— Start of RECORDS SUPPLIED —

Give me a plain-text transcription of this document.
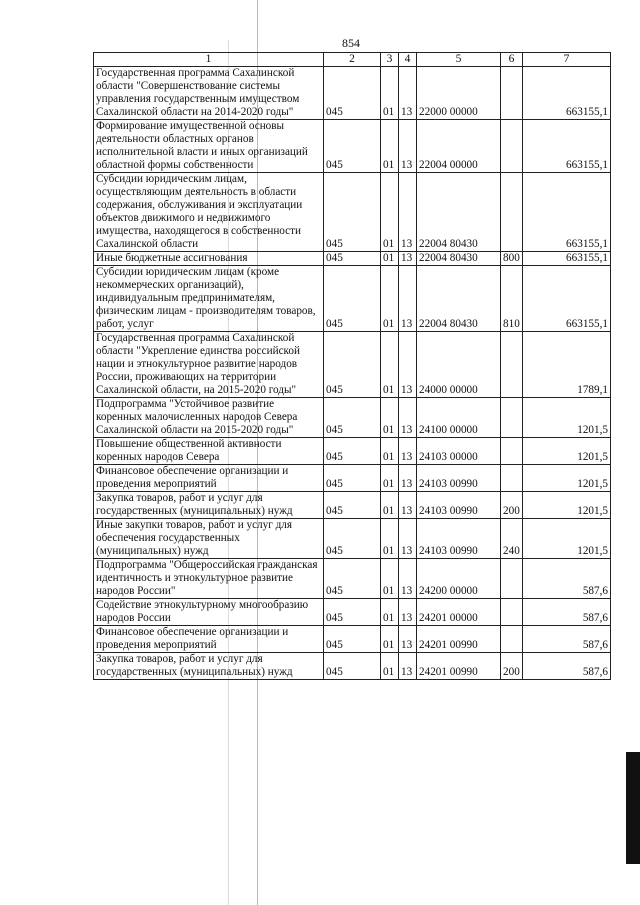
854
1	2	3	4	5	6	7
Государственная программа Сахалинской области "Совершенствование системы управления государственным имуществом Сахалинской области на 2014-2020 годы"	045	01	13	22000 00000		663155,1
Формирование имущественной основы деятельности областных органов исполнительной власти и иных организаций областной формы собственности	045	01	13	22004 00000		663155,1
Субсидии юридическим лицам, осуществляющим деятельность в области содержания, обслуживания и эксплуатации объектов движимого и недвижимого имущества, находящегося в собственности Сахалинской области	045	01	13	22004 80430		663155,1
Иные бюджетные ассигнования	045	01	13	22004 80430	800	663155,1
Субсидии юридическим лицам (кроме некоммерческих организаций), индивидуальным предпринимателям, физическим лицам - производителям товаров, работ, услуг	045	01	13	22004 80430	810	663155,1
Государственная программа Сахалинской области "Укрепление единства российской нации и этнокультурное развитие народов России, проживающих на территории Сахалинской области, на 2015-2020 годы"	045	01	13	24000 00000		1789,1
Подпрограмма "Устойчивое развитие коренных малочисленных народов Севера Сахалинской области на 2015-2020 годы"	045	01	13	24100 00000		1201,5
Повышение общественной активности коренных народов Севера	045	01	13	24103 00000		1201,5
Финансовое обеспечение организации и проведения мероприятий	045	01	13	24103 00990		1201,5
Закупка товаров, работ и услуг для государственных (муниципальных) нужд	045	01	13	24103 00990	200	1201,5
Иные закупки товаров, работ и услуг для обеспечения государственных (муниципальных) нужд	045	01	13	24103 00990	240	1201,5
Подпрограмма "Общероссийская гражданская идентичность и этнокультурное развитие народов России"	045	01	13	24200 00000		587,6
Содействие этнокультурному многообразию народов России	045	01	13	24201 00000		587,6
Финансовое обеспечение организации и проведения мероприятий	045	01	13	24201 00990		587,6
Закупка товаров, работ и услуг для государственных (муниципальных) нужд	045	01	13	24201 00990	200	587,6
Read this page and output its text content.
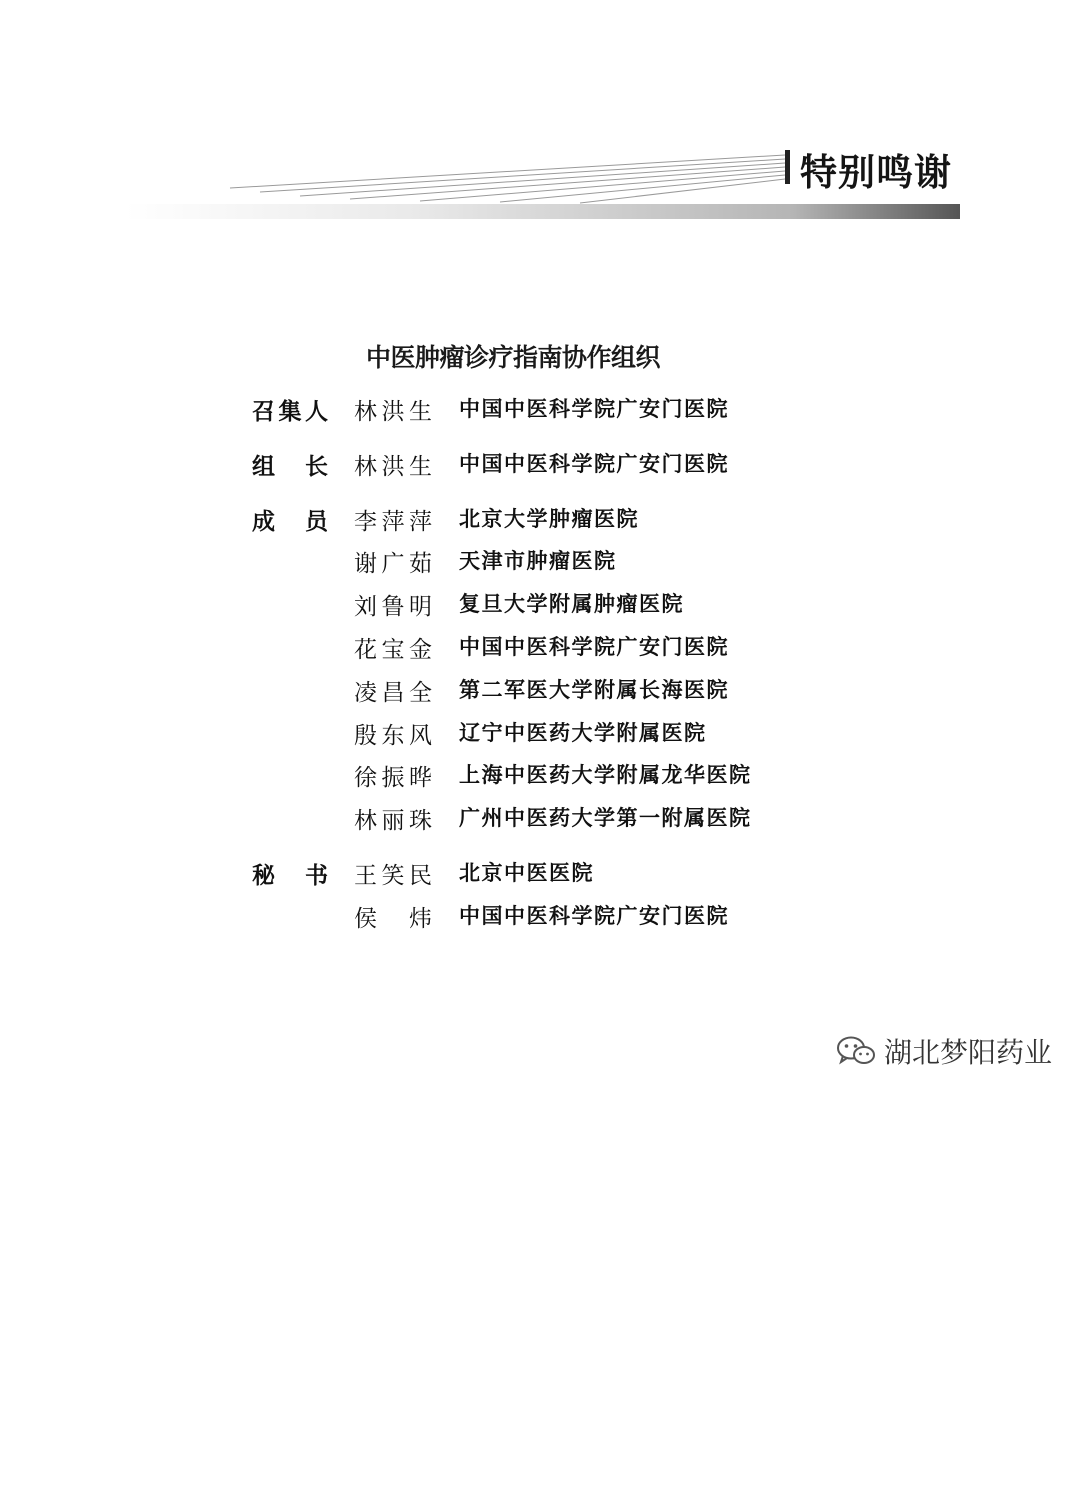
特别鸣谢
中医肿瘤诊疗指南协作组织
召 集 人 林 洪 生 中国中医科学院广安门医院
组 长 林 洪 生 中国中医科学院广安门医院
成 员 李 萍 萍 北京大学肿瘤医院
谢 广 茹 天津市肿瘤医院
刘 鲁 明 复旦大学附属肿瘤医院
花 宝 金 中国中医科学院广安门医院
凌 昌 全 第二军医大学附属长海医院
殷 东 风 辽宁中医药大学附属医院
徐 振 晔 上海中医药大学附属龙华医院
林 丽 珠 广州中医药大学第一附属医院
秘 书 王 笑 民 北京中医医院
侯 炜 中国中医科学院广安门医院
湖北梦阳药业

— End of RECORDS SUPPLIED —

# [AIM OF THE TASK]
Exclude the pictures, and output exactly the lines from the one with "Read this page and output its text content." through the last line of the records, both included.

# [WORKED ANSWER]
Read this page and output its text content.
特别鸣谢
中医肿瘤诊疗指南协作组织
召 集 人 林 洪 生 中国中医科学院广安门医院
组 长 林 洪 生 中国中医科学院广安门医院
成 员 李 萍 萍 北京大学肿瘤医院
谢 广 茹 天津市肿瘤医院
刘 鲁 明 复旦大学附属肿瘤医院
花 宝 金 中国中医科学院广安门医院
凌 昌 全 第二军医大学附属长海医院
殷 东 风 辽宁中医药大学附属医院
徐 振 晔 上海中医药大学附属龙华医院
林 丽 珠 广州中医药大学第一附属医院
秘 书 王 笑 民 北京中医医院
侯 炜 中国中医科学院广安门医院
湖北梦阳药业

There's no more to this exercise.